- _WHAT THE TASK ASKS_: Return the entries verbatim and drop every picture.

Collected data
++++

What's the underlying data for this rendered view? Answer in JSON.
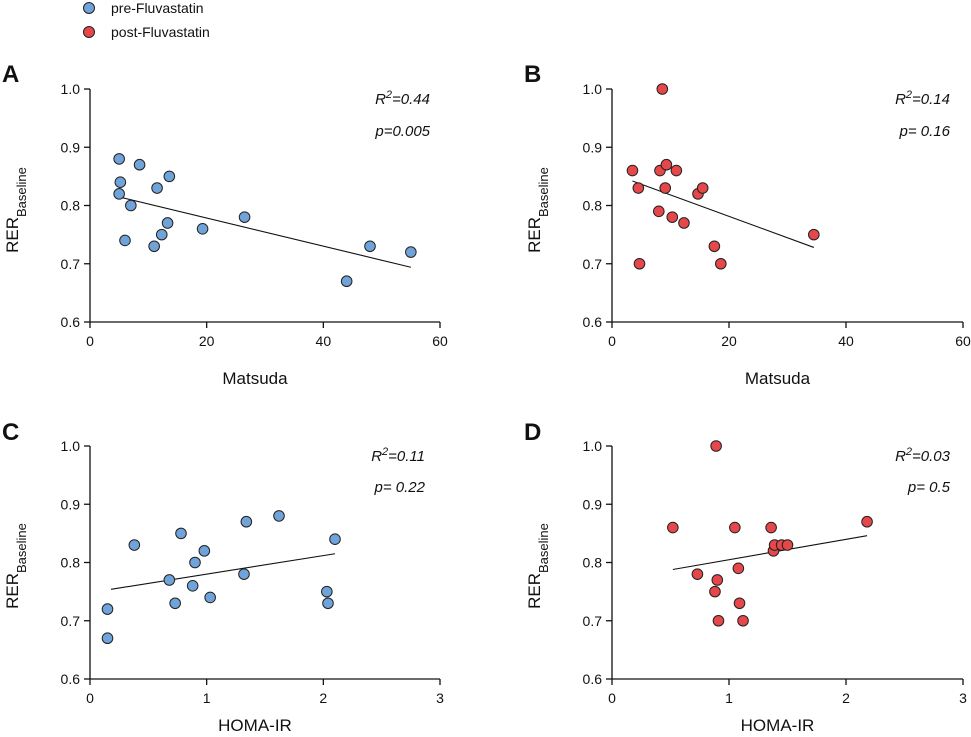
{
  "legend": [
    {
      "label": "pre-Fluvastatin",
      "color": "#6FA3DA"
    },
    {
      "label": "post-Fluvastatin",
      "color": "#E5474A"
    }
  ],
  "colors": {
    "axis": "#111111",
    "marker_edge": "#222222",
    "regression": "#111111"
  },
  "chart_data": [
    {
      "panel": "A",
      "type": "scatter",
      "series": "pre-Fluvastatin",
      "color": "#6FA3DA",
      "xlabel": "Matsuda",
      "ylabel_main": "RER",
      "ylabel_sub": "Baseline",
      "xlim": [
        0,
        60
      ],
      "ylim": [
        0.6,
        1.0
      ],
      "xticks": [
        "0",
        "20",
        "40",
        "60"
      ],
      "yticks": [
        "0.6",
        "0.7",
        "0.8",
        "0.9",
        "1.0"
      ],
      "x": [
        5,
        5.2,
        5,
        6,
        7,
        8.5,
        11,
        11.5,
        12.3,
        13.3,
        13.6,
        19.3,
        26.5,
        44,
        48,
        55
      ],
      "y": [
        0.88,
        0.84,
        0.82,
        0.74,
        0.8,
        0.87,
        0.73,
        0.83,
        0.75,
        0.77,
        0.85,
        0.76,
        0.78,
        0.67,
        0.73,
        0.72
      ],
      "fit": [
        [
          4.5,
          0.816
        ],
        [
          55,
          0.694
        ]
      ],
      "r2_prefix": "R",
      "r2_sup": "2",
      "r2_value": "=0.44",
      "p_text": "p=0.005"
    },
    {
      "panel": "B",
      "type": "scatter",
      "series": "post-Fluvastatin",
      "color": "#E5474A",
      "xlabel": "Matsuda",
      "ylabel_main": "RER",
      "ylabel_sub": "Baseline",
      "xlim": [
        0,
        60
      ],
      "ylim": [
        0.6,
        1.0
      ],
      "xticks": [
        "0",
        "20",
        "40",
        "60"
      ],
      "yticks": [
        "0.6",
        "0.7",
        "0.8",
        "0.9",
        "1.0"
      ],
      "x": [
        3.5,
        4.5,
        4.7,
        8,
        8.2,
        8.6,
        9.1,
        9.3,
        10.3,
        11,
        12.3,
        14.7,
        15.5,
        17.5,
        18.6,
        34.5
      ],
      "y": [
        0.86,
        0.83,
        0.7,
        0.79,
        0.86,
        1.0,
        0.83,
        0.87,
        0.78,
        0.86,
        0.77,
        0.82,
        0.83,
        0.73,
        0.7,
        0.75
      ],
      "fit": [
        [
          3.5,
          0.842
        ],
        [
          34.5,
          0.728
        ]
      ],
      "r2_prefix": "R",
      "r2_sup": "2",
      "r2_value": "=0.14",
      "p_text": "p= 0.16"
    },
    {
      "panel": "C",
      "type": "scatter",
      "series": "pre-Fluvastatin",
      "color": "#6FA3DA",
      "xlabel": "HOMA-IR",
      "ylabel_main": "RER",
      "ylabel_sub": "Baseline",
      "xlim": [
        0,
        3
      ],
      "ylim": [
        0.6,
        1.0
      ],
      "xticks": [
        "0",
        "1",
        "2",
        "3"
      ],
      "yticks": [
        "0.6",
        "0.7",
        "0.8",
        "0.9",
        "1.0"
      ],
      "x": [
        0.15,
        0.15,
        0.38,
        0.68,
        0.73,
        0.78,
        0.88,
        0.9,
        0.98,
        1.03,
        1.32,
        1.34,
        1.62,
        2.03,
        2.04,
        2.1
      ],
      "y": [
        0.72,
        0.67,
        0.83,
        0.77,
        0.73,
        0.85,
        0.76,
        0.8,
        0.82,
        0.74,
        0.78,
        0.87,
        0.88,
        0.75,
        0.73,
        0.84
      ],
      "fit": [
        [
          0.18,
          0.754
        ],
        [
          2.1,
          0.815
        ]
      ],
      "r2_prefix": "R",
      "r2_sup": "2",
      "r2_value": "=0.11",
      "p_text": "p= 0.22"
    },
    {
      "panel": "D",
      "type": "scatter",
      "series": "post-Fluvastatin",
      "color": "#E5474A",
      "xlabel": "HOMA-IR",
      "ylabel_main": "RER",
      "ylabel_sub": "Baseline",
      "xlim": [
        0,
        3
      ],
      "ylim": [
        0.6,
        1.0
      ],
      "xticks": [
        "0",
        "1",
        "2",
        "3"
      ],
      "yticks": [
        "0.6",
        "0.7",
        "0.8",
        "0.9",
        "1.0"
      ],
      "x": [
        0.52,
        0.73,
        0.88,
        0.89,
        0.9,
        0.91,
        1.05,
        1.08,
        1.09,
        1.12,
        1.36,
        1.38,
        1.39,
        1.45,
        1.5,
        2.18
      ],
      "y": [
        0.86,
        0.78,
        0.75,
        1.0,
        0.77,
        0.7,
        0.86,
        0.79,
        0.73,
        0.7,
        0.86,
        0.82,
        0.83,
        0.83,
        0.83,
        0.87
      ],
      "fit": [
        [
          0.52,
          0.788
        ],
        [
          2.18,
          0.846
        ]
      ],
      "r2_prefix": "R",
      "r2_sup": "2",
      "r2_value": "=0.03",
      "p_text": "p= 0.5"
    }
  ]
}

++++

- _SOLUTION BELOW_:
What's the underlying data for this rendered view? Answer in JSON.
{
  "legend": [
    {
      "label": "pre-Fluvastatin",
      "color": "#6FA3DA"
    },
    {
      "label": "post-Fluvastatin",
      "color": "#E5474A"
    }
  ],
  "colors": {
    "axis": "#111111",
    "marker_edge": "#222222",
    "regression": "#111111"
  },
  "chart_data": [
    {
      "panel": "A",
      "type": "scatter",
      "series": "pre-Fluvastatin",
      "color": "#6FA3DA",
      "xlabel": "Matsuda",
      "ylabel_main": "RER",
      "ylabel_sub": "Baseline",
      "xlim": [
        0,
        60
      ],
      "ylim": [
        0.6,
        1.0
      ],
      "xticks": [
        "0",
        "20",
        "40",
        "60"
      ],
      "yticks": [
        "0.6",
        "0.7",
        "0.8",
        "0.9",
        "1.0"
      ],
      "x": [
        5,
        5.2,
        5,
        6,
        7,
        8.5,
        11,
        11.5,
        12.3,
        13.3,
        13.6,
        19.3,
        26.5,
        44,
        48,
        55
      ],
      "y": [
        0.88,
        0.84,
        0.82,
        0.74,
        0.8,
        0.87,
        0.73,
        0.83,
        0.75,
        0.77,
        0.85,
        0.76,
        0.78,
        0.67,
        0.73,
        0.72
      ],
      "fit": [
        [
          4.5,
          0.816
        ],
        [
          55,
          0.694
        ]
      ],
      "r2_prefix": "R",
      "r2_sup": "2",
      "r2_value": "=0.44",
      "p_text": "p=0.005"
    },
    {
      "panel": "B",
      "type": "scatter",
      "series": "post-Fluvastatin",
      "color": "#E5474A",
      "xlabel": "Matsuda",
      "ylabel_main": "RER",
      "ylabel_sub": "Baseline",
      "xlim": [
        0,
        60
      ],
      "ylim": [
        0.6,
        1.0
      ],
      "xticks": [
        "0",
        "20",
        "40",
        "60"
      ],
      "yticks": [
        "0.6",
        "0.7",
        "0.8",
        "0.9",
        "1.0"
      ],
      "x": [
        3.5,
        4.5,
        4.7,
        8,
        8.2,
        8.6,
        9.1,
        9.3,
        10.3,
        11,
        12.3,
        14.7,
        15.5,
        17.5,
        18.6,
        34.5
      ],
      "y": [
        0.86,
        0.83,
        0.7,
        0.79,
        0.86,
        1.0,
        0.83,
        0.87,
        0.78,
        0.86,
        0.77,
        0.82,
        0.83,
        0.73,
        0.7,
        0.75
      ],
      "fit": [
        [
          3.5,
          0.842
        ],
        [
          34.5,
          0.728
        ]
      ],
      "r2_prefix": "R",
      "r2_sup": "2",
      "r2_value": "=0.14",
      "p_text": "p= 0.16"
    },
    {
      "panel": "C",
      "type": "scatter",
      "series": "pre-Fluvastatin",
      "color": "#6FA3DA",
      "xlabel": "HOMA-IR",
      "ylabel_main": "RER",
      "ylabel_sub": "Baseline",
      "xlim": [
        0,
        3
      ],
      "ylim": [
        0.6,
        1.0
      ],
      "xticks": [
        "0",
        "1",
        "2",
        "3"
      ],
      "yticks": [
        "0.6",
        "0.7",
        "0.8",
        "0.9",
        "1.0"
      ],
      "x": [
        0.15,
        0.15,
        0.38,
        0.68,
        0.73,
        0.78,
        0.88,
        0.9,
        0.98,
        1.03,
        1.32,
        1.34,
        1.62,
        2.03,
        2.04,
        2.1
      ],
      "y": [
        0.72,
        0.67,
        0.83,
        0.77,
        0.73,
        0.85,
        0.76,
        0.8,
        0.82,
        0.74,
        0.78,
        0.87,
        0.88,
        0.75,
        0.73,
        0.84
      ],
      "fit": [
        [
          0.18,
          0.754
        ],
        [
          2.1,
          0.815
        ]
      ],
      "r2_prefix": "R",
      "r2_sup": "2",
      "r2_value": "=0.11",
      "p_text": "p= 0.22"
    },
    {
      "panel": "D",
      "type": "scatter",
      "series": "post-Fluvastatin",
      "color": "#E5474A",
      "xlabel": "HOMA-IR",
      "ylabel_main": "RER",
      "ylabel_sub": "Baseline",
      "xlim": [
        0,
        3
      ],
      "ylim": [
        0.6,
        1.0
      ],
      "xticks": [
        "0",
        "1",
        "2",
        "3"
      ],
      "yticks": [
        "0.6",
        "0.7",
        "0.8",
        "0.9",
        "1.0"
      ],
      "x": [
        0.52,
        0.73,
        0.88,
        0.89,
        0.9,
        0.91,
        1.05,
        1.08,
        1.09,
        1.12,
        1.36,
        1.38,
        1.39,
        1.45,
        1.5,
        2.18
      ],
      "y": [
        0.86,
        0.78,
        0.75,
        1.0,
        0.77,
        0.7,
        0.86,
        0.79,
        0.73,
        0.7,
        0.86,
        0.82,
        0.83,
        0.83,
        0.83,
        0.87
      ],
      "fit": [
        [
          0.52,
          0.788
        ],
        [
          2.18,
          0.846
        ]
      ],
      "r2_prefix": "R",
      "r2_sup": "2",
      "r2_value": "=0.03",
      "p_text": "p= 0.5"
    }
  ]
}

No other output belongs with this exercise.